Check each line of the records below and collect those holding "data".
[Begin]
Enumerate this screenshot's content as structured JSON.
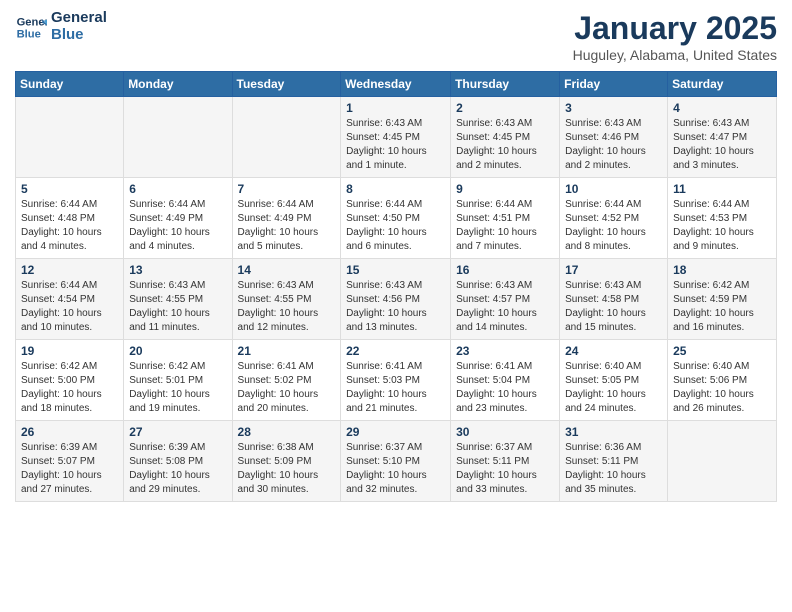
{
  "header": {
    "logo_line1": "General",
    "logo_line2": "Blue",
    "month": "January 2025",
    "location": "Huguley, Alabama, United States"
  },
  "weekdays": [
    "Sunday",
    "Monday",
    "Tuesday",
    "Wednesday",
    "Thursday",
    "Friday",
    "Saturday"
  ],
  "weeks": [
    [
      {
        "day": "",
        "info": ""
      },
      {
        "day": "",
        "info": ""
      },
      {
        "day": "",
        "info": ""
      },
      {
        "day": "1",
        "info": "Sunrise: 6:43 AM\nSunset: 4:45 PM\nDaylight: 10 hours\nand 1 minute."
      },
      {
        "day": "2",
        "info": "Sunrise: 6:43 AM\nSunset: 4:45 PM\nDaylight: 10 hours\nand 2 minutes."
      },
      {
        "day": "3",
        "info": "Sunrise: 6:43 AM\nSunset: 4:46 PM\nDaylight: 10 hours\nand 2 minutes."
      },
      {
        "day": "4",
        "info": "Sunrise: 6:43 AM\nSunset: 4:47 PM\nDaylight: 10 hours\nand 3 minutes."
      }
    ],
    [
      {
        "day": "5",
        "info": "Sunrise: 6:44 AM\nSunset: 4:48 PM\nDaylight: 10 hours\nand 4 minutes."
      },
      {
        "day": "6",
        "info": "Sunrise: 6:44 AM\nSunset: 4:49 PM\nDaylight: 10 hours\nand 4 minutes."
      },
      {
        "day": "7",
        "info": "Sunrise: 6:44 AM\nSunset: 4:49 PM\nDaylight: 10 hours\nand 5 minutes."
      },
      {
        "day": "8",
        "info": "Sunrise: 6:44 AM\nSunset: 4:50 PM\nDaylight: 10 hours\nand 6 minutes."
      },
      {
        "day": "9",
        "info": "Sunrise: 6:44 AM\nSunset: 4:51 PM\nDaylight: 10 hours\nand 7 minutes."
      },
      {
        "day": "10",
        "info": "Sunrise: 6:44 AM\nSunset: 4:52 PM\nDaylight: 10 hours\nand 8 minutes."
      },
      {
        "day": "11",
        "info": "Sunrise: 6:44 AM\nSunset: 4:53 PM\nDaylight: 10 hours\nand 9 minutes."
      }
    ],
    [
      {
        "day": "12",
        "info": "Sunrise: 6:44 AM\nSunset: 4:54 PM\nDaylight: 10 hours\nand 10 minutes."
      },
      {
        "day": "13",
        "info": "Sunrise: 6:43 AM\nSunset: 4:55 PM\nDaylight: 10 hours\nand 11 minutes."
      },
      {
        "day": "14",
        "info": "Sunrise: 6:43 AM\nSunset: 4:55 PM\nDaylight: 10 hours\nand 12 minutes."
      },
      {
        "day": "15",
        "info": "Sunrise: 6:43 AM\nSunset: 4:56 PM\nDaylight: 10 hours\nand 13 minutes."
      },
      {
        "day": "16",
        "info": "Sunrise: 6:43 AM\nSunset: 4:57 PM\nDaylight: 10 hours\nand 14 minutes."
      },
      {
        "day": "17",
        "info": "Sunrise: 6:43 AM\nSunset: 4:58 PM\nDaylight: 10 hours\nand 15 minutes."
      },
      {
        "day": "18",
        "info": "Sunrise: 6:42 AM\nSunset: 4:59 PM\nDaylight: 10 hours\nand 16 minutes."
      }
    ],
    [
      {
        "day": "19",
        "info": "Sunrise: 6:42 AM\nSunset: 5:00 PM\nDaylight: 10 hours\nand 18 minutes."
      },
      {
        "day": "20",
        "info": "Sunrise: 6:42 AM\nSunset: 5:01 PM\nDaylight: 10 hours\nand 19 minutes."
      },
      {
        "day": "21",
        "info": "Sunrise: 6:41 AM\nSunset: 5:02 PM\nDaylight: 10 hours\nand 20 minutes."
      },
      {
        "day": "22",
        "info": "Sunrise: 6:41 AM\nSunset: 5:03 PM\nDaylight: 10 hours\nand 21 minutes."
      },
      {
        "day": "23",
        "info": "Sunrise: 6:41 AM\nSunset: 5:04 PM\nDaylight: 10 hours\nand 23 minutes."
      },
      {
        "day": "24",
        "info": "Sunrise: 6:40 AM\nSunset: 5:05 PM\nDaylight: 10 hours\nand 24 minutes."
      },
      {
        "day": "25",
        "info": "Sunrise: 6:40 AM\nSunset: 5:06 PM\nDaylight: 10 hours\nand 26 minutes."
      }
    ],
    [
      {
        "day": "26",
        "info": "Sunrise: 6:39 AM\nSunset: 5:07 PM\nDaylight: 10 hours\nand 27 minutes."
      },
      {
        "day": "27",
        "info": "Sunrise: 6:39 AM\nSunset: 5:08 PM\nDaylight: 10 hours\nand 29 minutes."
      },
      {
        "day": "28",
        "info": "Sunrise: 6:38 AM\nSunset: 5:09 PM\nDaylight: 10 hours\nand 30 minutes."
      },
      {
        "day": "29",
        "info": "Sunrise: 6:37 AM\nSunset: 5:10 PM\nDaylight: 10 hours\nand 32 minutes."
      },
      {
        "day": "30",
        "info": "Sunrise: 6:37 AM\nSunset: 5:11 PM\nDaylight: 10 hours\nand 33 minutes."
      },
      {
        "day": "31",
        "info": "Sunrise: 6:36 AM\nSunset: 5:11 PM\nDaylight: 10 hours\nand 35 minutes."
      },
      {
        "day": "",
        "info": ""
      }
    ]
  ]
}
[End]
[Begin]
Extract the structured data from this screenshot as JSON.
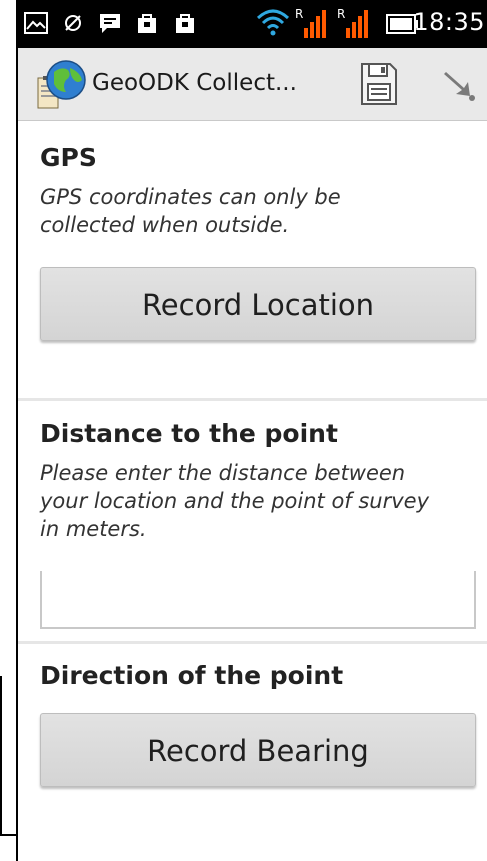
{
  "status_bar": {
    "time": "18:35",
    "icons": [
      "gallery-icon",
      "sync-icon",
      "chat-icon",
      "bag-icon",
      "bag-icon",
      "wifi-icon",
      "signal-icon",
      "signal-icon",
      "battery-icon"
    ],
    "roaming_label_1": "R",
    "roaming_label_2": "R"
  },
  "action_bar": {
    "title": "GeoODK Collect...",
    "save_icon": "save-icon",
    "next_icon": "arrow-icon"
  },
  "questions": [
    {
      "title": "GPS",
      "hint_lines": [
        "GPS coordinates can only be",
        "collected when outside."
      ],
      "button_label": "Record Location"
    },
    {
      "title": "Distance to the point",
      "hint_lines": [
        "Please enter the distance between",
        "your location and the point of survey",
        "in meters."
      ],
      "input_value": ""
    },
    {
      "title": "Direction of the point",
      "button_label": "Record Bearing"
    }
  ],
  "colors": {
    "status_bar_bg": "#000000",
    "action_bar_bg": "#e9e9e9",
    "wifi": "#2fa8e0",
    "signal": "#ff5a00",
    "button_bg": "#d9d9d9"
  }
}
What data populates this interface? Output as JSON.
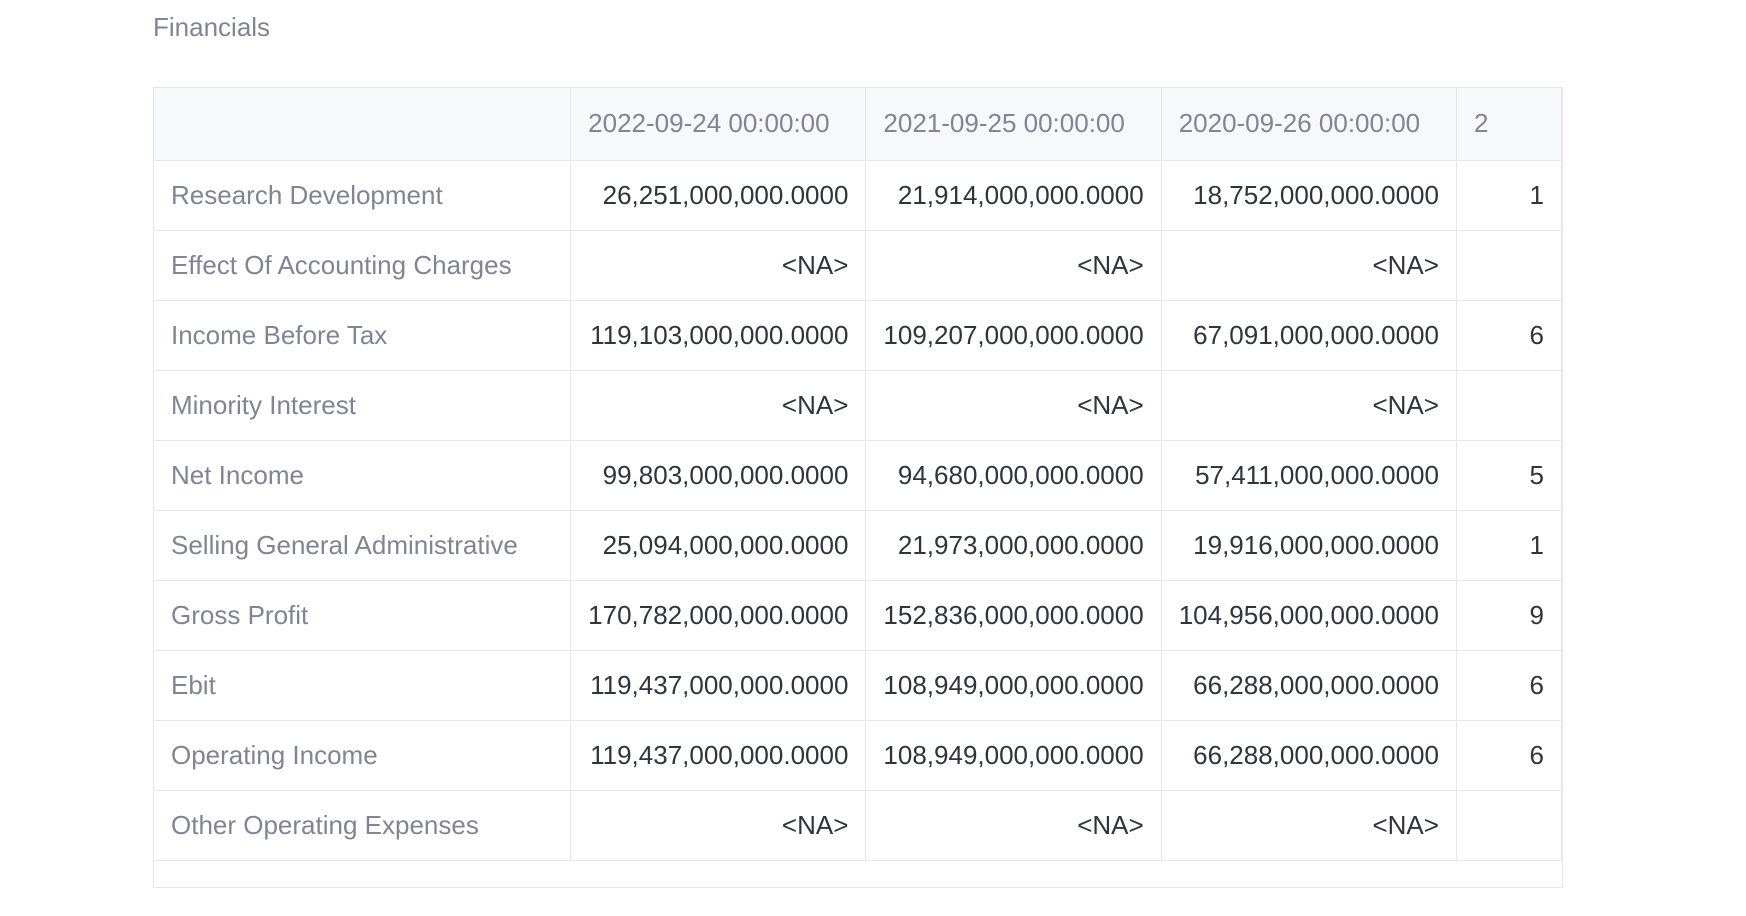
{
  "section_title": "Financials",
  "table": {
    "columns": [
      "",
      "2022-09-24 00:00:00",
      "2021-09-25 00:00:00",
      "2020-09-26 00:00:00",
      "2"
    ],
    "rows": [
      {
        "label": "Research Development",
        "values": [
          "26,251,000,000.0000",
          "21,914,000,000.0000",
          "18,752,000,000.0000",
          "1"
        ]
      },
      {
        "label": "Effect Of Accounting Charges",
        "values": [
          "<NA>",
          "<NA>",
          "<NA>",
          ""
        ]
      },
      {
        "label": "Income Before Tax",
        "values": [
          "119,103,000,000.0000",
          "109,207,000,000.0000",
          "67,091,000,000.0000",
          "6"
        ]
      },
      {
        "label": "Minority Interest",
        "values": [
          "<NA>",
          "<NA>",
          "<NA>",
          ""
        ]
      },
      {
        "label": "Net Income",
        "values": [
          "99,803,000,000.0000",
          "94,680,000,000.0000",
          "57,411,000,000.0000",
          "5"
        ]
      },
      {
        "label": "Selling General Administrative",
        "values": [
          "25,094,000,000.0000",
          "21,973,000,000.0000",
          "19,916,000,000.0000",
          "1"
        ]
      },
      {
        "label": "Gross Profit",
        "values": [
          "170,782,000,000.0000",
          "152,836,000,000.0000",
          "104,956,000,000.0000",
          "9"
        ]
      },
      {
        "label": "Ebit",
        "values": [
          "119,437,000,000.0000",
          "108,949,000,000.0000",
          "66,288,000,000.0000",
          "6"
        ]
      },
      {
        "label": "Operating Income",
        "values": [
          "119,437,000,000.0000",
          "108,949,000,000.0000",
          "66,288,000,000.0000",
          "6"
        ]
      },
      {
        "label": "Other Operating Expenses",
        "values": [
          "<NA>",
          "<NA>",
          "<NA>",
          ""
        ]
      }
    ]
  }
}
[End]
OUTPUT »
Extract the structured data from this screenshot as JSON.
What data populates this interface? Output as JSON.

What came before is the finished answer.